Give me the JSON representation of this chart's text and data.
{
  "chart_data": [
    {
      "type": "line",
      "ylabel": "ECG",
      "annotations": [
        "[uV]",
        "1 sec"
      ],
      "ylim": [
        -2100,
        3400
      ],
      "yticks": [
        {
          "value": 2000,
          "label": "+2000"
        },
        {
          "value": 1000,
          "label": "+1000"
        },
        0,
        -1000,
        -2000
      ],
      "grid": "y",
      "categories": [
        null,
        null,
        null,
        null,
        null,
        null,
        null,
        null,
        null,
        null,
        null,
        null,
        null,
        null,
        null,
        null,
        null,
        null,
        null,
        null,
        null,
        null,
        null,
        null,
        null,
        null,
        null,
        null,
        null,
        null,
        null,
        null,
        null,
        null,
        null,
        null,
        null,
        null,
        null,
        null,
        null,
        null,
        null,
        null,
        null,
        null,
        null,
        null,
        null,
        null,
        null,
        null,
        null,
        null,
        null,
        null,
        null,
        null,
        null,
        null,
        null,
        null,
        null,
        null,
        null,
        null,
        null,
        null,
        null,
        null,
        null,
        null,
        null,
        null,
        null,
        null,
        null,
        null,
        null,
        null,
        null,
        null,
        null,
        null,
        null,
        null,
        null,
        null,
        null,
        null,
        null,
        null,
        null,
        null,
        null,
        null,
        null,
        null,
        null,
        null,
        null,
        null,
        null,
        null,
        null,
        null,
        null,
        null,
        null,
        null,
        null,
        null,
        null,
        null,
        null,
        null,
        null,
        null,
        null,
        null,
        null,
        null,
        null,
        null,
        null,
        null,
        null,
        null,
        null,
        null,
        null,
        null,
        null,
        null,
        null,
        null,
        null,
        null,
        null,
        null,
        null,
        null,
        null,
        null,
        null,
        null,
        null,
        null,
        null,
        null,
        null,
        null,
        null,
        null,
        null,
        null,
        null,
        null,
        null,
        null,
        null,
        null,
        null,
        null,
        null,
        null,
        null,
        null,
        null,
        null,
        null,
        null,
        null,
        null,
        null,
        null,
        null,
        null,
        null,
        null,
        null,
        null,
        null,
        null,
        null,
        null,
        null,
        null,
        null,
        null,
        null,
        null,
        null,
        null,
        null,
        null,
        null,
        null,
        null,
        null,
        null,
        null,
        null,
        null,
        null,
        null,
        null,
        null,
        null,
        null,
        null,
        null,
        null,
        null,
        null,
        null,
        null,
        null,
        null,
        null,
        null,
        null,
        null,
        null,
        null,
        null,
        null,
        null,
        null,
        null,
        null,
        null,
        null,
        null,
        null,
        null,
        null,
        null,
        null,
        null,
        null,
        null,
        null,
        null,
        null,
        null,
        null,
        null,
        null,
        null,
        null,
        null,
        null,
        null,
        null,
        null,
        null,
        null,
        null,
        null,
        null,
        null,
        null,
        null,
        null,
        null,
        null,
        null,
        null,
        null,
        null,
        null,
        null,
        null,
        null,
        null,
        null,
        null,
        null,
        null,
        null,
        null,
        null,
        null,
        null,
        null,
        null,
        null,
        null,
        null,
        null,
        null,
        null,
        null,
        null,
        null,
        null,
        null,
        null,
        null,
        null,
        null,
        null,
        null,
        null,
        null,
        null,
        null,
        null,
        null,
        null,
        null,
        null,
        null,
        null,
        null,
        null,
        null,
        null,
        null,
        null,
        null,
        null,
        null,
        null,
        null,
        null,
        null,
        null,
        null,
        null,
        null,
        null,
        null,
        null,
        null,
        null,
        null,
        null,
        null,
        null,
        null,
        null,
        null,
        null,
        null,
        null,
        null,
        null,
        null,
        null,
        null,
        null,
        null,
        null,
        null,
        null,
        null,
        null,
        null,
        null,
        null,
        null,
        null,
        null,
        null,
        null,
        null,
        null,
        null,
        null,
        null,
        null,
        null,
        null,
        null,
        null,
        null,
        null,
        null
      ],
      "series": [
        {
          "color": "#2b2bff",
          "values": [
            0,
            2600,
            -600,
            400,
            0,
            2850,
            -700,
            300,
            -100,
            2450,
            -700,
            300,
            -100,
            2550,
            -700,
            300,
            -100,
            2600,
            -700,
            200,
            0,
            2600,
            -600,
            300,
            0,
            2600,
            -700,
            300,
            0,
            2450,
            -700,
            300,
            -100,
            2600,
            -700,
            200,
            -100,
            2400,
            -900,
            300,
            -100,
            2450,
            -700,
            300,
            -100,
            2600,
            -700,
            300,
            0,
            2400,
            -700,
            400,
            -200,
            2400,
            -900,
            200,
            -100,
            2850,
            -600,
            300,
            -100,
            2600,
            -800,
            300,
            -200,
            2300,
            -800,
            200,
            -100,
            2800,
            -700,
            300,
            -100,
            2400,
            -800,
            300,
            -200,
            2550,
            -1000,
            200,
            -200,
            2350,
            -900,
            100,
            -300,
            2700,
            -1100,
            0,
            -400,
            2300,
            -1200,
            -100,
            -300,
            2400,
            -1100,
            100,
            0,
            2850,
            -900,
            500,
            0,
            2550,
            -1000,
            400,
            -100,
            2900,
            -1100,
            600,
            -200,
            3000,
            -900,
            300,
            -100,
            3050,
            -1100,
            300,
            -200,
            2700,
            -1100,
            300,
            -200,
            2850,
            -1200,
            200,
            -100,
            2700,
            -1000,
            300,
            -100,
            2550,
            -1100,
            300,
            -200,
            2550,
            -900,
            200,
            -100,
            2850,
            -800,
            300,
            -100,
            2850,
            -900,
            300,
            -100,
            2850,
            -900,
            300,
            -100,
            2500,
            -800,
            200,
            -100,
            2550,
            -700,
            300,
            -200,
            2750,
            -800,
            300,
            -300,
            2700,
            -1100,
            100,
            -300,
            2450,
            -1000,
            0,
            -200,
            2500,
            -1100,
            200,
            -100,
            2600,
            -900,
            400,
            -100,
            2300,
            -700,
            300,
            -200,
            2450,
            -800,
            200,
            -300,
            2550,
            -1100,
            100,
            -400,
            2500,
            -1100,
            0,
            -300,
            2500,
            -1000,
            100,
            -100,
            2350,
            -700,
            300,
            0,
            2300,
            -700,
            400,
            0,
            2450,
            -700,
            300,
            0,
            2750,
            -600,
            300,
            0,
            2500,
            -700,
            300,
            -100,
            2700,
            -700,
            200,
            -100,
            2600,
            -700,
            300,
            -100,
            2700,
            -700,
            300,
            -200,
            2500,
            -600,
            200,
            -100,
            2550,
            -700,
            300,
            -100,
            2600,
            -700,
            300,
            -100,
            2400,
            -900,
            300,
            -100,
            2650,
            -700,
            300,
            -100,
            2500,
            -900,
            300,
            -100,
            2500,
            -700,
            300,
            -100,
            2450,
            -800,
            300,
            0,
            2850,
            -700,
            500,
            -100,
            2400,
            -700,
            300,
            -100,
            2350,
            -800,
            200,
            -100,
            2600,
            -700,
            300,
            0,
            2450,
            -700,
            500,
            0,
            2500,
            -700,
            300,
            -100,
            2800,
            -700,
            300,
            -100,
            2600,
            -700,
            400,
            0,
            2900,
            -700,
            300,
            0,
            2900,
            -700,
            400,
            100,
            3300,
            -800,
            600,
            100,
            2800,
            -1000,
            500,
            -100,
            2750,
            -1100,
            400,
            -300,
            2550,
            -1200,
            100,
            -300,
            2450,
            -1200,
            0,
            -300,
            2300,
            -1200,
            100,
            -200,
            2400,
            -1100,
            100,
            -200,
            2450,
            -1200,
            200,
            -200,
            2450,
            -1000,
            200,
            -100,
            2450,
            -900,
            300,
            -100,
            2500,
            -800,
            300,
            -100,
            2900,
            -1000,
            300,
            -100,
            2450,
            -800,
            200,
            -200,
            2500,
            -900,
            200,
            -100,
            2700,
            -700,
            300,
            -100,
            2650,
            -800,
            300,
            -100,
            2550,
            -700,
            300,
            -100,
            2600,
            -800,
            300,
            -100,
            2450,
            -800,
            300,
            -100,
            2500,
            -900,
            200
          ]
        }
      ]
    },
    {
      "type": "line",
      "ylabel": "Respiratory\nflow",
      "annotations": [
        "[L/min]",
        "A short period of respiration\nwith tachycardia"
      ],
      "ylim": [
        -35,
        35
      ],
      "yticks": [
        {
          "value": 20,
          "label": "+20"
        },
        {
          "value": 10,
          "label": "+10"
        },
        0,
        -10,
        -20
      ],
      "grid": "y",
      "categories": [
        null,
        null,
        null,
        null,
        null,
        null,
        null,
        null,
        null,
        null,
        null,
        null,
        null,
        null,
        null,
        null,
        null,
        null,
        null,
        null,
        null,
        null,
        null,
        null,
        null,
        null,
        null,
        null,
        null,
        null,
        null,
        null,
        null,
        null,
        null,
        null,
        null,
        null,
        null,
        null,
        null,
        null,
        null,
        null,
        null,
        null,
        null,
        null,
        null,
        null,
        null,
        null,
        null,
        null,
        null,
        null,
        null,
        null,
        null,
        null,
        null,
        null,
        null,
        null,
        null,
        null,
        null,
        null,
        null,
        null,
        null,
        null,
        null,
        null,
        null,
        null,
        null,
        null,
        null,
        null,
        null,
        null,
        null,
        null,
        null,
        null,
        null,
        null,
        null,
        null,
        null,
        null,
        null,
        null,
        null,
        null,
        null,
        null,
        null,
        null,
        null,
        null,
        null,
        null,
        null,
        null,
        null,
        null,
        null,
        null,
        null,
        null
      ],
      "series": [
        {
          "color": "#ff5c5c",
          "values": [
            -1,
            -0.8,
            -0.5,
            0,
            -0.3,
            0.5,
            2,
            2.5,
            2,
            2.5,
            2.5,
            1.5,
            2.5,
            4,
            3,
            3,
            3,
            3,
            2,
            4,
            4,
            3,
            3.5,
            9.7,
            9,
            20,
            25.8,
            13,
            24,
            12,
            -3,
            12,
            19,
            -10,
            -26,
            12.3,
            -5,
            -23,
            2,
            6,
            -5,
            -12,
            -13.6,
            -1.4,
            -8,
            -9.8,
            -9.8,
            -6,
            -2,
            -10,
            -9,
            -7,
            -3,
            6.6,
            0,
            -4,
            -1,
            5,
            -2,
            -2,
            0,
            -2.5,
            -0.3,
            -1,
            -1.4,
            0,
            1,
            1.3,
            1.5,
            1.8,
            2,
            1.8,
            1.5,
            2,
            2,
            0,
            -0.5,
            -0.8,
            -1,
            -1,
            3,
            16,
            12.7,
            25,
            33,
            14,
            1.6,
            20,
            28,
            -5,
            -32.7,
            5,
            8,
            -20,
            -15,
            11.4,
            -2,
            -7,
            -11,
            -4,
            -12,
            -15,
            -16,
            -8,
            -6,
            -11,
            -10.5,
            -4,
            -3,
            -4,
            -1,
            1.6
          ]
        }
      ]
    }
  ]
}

Task prompt
Go through the entries and return each line where the word "ylabel" appears.

Solution to the problem
      "ylabel": "ECG",
      "ylabel": "Respiratory\nflow",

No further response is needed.